*GOAL*
Using the records below, reproduce exactly the lines from the one containing "Parse this screenshot: output" through the end, and nothing more; skip the images.

(Data records)

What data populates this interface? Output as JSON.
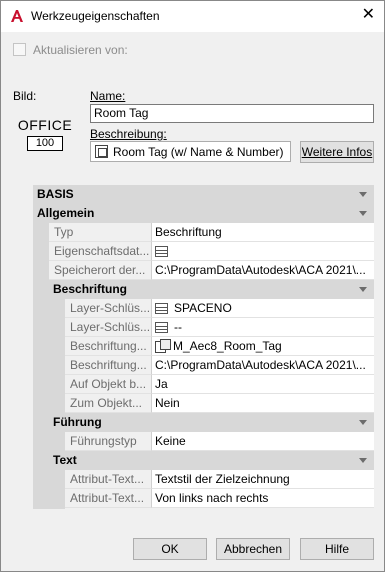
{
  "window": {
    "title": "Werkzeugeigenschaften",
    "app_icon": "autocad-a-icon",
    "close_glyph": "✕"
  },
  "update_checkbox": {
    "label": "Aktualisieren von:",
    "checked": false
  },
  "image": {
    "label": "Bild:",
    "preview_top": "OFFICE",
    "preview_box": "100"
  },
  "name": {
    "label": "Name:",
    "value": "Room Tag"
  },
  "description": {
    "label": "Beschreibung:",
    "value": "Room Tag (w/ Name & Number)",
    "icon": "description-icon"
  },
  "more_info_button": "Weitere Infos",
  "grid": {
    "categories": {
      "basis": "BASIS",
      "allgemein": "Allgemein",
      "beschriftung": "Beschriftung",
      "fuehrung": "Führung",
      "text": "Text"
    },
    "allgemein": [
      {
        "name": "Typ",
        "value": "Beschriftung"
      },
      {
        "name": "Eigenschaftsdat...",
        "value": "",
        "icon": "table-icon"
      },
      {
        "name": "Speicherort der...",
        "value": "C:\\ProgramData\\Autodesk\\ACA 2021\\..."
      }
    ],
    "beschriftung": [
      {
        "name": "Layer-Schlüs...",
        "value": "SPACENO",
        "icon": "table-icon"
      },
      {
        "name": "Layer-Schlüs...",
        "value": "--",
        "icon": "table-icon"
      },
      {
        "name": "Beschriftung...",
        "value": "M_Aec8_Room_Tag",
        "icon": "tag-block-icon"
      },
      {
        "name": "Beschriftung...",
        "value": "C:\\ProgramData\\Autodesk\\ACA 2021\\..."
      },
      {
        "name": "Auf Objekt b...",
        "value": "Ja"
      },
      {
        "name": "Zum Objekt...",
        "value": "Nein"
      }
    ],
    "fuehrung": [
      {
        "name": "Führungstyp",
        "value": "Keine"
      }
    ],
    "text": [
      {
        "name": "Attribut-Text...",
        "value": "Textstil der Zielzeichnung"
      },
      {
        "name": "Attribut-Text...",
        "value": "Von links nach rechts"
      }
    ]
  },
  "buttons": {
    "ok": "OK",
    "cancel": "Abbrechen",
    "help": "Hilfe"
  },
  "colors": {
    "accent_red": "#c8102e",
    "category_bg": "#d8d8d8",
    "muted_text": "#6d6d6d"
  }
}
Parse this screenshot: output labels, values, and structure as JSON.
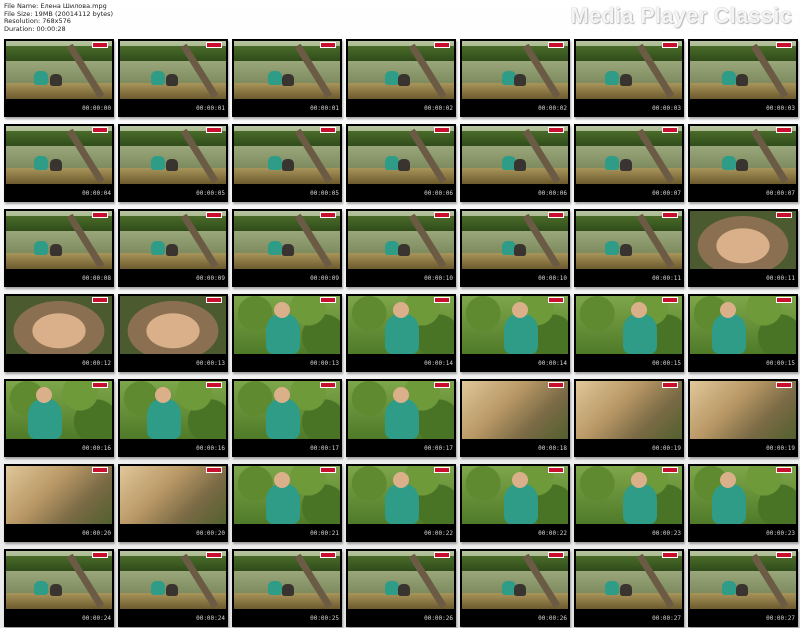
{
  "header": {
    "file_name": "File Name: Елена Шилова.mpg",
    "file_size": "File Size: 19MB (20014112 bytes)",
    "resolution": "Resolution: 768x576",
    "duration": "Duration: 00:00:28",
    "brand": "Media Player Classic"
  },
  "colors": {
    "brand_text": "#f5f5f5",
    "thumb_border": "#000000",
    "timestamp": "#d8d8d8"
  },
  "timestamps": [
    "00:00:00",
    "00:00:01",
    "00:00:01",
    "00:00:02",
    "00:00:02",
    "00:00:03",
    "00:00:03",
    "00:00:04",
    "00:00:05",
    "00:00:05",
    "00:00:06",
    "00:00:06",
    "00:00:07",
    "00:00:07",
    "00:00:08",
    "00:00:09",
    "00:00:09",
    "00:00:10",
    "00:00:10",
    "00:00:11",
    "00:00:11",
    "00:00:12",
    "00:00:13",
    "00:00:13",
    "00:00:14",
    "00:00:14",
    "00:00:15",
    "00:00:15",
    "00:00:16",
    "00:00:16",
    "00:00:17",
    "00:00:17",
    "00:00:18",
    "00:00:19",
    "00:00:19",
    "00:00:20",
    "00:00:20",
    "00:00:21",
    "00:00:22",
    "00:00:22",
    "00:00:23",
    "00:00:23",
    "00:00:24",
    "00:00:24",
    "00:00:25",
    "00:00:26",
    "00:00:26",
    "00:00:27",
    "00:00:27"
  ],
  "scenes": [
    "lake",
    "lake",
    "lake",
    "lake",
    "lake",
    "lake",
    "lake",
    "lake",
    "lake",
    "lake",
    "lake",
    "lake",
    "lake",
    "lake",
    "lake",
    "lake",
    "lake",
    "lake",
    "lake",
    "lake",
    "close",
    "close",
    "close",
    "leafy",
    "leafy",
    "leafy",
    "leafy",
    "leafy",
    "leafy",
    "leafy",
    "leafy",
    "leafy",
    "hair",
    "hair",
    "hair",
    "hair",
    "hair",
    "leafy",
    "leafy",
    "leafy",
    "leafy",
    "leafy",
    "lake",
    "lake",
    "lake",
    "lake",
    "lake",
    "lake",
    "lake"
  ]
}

*OUTPUT FOR THIS EXERCISE*
Parse this screenshot: output labels, values, and structure as JSON.
{
  "header": {
    "file_name": "File Name: Елена Шилова.mpg",
    "file_size": "File Size: 19MB (20014112 bytes)",
    "resolution": "Resolution: 768x576",
    "duration": "Duration: 00:00:28",
    "brand": "Media Player Classic"
  },
  "colors": {
    "brand_text": "#f5f5f5",
    "thumb_border": "#000000",
    "timestamp": "#d8d8d8"
  },
  "timestamps": [
    "00:00:00",
    "00:00:01",
    "00:00:01",
    "00:00:02",
    "00:00:02",
    "00:00:03",
    "00:00:03",
    "00:00:04",
    "00:00:05",
    "00:00:05",
    "00:00:06",
    "00:00:06",
    "00:00:07",
    "00:00:07",
    "00:00:08",
    "00:00:09",
    "00:00:09",
    "00:00:10",
    "00:00:10",
    "00:00:11",
    "00:00:11",
    "00:00:12",
    "00:00:13",
    "00:00:13",
    "00:00:14",
    "00:00:14",
    "00:00:15",
    "00:00:15",
    "00:00:16",
    "00:00:16",
    "00:00:17",
    "00:00:17",
    "00:00:18",
    "00:00:19",
    "00:00:19",
    "00:00:20",
    "00:00:20",
    "00:00:21",
    "00:00:22",
    "00:00:22",
    "00:00:23",
    "00:00:23",
    "00:00:24",
    "00:00:24",
    "00:00:25",
    "00:00:26",
    "00:00:26",
    "00:00:27",
    "00:00:27"
  ],
  "scenes": [
    "lake",
    "lake",
    "lake",
    "lake",
    "lake",
    "lake",
    "lake",
    "lake",
    "lake",
    "lake",
    "lake",
    "lake",
    "lake",
    "lake",
    "lake",
    "lake",
    "lake",
    "lake",
    "lake",
    "lake",
    "close",
    "close",
    "close",
    "leafy",
    "leafy",
    "leafy",
    "leafy",
    "leafy",
    "leafy",
    "leafy",
    "leafy",
    "leafy",
    "hair",
    "hair",
    "hair",
    "hair",
    "hair",
    "leafy",
    "leafy",
    "leafy",
    "leafy",
    "leafy",
    "lake",
    "lake",
    "lake",
    "lake",
    "lake",
    "lake",
    "lake"
  ]
}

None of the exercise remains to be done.